▶ **TASK GOAL**
Count only the lines of the records that hold "gold", then give the number without any other words.

/---

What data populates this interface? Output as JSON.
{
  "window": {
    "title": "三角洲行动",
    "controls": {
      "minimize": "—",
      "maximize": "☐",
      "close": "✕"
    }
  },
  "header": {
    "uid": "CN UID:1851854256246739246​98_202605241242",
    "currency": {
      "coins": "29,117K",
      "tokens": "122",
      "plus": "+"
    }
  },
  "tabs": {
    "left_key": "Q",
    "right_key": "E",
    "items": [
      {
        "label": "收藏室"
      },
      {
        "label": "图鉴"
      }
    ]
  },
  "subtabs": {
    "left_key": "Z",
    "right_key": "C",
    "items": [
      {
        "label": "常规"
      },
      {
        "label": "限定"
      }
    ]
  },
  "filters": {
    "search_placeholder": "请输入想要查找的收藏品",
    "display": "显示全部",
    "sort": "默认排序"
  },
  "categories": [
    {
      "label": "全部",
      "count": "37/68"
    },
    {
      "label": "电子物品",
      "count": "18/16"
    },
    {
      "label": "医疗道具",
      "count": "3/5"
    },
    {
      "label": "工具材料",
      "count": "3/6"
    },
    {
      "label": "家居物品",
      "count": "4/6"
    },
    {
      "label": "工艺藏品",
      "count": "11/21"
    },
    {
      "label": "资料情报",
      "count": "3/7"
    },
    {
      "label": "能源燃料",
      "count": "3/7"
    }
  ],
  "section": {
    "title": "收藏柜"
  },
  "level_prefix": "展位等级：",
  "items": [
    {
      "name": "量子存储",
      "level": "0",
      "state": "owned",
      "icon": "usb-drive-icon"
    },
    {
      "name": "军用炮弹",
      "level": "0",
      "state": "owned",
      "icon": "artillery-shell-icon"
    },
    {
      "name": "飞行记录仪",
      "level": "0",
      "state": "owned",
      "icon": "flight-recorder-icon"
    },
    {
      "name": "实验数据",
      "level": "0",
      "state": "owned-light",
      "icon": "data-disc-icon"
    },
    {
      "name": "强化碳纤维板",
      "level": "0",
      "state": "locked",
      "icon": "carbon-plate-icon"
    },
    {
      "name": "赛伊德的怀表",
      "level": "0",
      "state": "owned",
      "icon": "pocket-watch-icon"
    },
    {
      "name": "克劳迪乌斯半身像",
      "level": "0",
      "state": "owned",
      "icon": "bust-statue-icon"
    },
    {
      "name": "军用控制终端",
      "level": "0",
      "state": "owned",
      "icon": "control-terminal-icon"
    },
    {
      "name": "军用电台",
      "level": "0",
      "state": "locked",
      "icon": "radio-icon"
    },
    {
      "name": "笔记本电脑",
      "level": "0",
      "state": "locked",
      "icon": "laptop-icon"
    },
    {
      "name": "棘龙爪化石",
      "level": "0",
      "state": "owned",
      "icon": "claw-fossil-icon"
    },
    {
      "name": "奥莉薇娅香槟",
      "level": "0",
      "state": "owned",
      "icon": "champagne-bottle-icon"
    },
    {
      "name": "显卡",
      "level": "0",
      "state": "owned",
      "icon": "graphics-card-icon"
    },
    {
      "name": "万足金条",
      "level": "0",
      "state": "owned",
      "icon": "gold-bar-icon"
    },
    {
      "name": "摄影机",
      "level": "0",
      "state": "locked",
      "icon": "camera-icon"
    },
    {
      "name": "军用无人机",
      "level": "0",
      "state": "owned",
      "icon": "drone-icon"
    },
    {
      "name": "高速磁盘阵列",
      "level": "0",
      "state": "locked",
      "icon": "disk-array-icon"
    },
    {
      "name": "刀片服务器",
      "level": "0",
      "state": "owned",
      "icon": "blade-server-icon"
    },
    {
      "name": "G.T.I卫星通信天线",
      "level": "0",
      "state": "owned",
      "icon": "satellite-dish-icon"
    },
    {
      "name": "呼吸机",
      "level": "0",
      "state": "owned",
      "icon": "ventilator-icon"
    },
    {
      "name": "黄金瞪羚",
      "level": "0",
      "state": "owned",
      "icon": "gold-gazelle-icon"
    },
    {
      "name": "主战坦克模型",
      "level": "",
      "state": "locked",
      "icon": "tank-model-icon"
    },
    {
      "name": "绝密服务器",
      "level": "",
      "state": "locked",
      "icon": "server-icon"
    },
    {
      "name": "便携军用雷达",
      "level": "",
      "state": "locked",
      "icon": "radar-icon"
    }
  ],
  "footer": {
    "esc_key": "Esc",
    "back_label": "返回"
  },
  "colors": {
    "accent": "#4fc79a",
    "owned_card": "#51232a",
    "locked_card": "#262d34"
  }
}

\---

▶ **SOLUTION**
2